Collection entries:

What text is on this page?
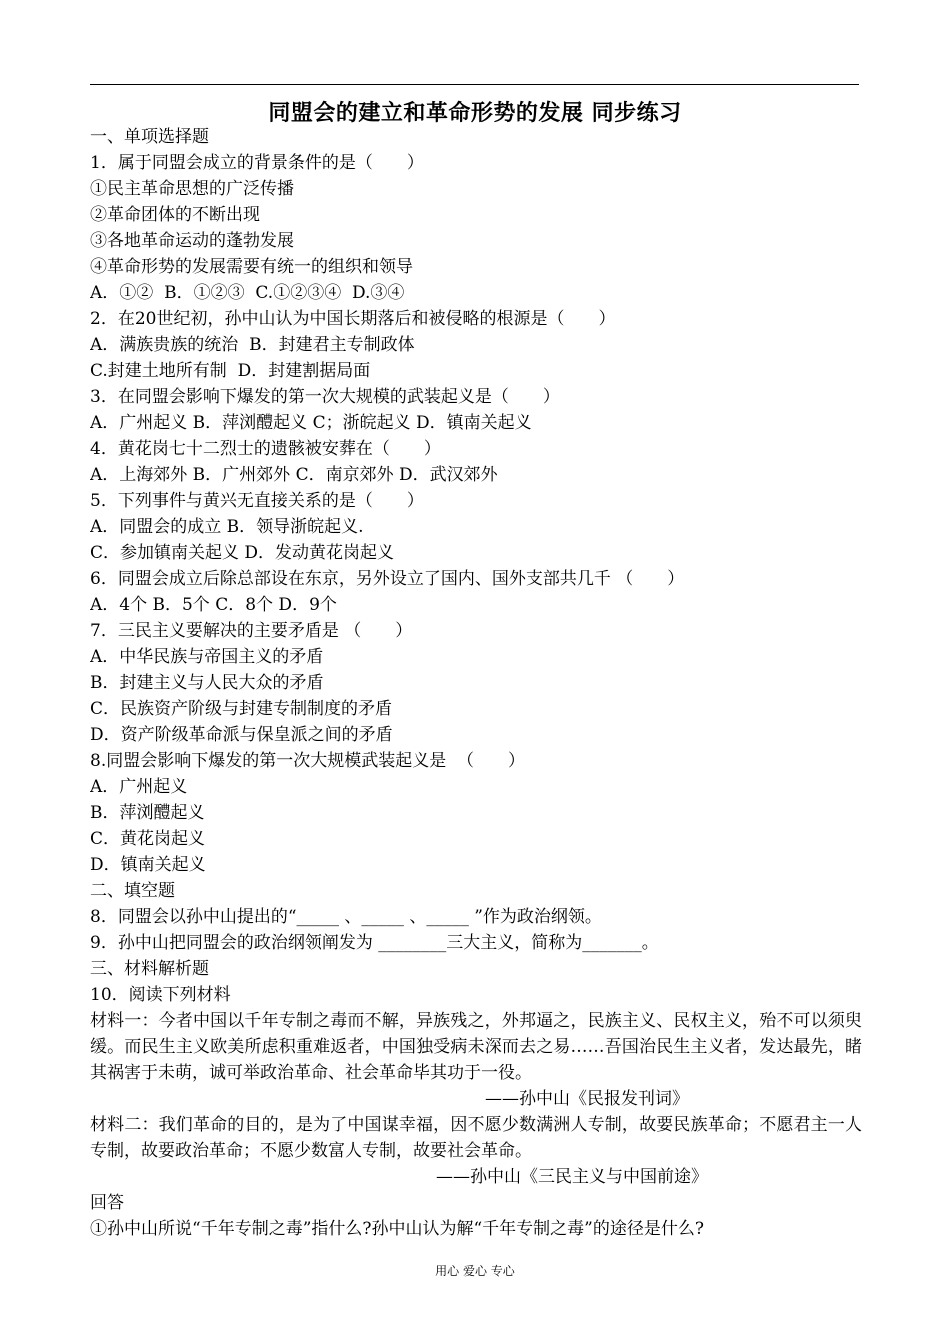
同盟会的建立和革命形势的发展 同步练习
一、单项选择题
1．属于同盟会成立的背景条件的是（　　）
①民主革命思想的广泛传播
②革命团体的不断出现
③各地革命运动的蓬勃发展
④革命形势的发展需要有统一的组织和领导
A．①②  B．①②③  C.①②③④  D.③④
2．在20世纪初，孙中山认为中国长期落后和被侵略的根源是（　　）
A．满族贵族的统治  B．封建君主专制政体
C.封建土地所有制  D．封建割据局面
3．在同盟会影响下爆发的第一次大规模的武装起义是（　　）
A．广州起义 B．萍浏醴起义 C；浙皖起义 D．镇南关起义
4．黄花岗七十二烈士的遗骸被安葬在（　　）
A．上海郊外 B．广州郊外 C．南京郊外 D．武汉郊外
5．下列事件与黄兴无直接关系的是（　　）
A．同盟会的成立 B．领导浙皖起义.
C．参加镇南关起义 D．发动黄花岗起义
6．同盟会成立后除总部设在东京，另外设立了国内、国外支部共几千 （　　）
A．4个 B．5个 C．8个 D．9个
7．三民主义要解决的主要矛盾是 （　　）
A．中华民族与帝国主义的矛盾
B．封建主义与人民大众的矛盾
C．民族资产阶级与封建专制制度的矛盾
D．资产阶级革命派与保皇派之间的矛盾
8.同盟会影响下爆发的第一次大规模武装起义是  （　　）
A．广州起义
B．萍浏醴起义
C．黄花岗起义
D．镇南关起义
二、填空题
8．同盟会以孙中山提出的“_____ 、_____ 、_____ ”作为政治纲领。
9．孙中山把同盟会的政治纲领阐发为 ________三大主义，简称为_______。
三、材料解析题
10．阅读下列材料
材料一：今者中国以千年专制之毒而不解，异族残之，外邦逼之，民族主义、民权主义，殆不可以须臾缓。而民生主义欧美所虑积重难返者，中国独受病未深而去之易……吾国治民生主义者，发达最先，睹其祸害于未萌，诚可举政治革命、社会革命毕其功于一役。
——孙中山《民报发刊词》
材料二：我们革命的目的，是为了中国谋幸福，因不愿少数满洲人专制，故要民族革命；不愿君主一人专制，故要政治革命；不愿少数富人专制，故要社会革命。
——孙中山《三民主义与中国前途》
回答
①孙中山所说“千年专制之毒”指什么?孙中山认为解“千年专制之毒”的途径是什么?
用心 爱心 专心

• _Given request_
Give the material again exactly as it is, but keep the pictures out.

• _Answer to this problem_
What text is on this page?
同盟会的建立和革命形势的发展 同步练习
一、单项选择题
1．属于同盟会成立的背景条件的是（　　）
①民主革命思想的广泛传播
②革命团体的不断出现
③各地革命运动的蓬勃发展
④革命形势的发展需要有统一的组织和领导
A．①②  B．①②③  C.①②③④  D.③④
2．在20世纪初，孙中山认为中国长期落后和被侵略的根源是（　　）
A．满族贵族的统治  B．封建君主专制政体
C.封建土地所有制  D．封建割据局面
3．在同盟会影响下爆发的第一次大规模的武装起义是（　　）
A．广州起义 B．萍浏醴起义 C；浙皖起义 D．镇南关起义
4．黄花岗七十二烈士的遗骸被安葬在（　　）
A．上海郊外 B．广州郊外 C．南京郊外 D．武汉郊外
5．下列事件与黄兴无直接关系的是（　　）
A．同盟会的成立 B．领导浙皖起义.
C．参加镇南关起义 D．发动黄花岗起义
6．同盟会成立后除总部设在东京，另外设立了国内、国外支部共几千 （　　）
A．4个 B．5个 C．8个 D．9个
7．三民主义要解决的主要矛盾是 （　　）
A．中华民族与帝国主义的矛盾
B．封建主义与人民大众的矛盾
C．民族资产阶级与封建专制制度的矛盾
D．资产阶级革命派与保皇派之间的矛盾
8.同盟会影响下爆发的第一次大规模武装起义是  （　　）
A．广州起义
B．萍浏醴起义
C．黄花岗起义
D．镇南关起义
二、填空题
8．同盟会以孙中山提出的“_____ 、_____ 、_____ ”作为政治纲领。
9．孙中山把同盟会的政治纲领阐发为 ________三大主义，简称为_______。
三、材料解析题
10．阅读下列材料
材料一：今者中国以千年专制之毒而不解，异族残之，外邦逼之，民族主义、民权主义，殆不可以须臾缓。而民生主义欧美所虑积重难返者，中国独受病未深而去之易……吾国治民生主义者，发达最先，睹其祸害于未萌，诚可举政治革命、社会革命毕其功于一役。
——孙中山《民报发刊词》
材料二：我们革命的目的，是为了中国谋幸福，因不愿少数满洲人专制，故要民族革命；不愿君主一人专制，故要政治革命；不愿少数富人专制，故要社会革命。
——孙中山《三民主义与中国前途》
回答
①孙中山所说“千年专制之毒”指什么?孙中山认为解“千年专制之毒”的途径是什么?
用心 爱心 专心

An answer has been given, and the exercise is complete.